-- Exercise instructions --
Every line with the string "사용하여" should be gathered.
::::::::::
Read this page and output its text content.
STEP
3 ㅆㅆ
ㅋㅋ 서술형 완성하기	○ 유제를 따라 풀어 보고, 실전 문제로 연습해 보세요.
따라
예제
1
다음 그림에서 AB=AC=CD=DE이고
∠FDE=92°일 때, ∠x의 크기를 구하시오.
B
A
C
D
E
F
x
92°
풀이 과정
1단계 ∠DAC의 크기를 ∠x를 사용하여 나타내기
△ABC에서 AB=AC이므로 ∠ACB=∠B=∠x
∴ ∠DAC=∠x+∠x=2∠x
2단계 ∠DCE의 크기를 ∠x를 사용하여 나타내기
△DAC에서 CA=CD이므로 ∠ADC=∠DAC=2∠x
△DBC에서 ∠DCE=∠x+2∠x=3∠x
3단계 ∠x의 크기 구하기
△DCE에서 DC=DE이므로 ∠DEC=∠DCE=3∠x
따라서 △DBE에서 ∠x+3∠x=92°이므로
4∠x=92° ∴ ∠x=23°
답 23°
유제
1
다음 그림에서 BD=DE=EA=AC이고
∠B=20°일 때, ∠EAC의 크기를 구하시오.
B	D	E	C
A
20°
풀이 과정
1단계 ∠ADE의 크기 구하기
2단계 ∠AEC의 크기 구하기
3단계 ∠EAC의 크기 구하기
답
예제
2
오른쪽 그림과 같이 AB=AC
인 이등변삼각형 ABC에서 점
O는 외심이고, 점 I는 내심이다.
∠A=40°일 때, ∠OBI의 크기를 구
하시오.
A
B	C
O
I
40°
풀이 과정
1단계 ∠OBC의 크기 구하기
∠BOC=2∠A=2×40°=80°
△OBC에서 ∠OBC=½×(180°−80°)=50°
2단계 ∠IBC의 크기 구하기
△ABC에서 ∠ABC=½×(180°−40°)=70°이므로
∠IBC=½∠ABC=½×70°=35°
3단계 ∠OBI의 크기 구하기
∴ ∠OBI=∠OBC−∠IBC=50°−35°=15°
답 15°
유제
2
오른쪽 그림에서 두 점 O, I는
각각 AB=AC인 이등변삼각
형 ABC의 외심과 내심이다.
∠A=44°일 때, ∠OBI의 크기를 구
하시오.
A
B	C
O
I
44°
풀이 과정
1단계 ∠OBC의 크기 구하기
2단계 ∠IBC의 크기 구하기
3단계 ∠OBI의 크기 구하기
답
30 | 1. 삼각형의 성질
::::::::::
-- Response to this task --
1단계 ∠DAC의 크기를 ∠x를 사용하여 나타내기
2단계 ∠DCE의 크기를 ∠x를 사용하여 나타내기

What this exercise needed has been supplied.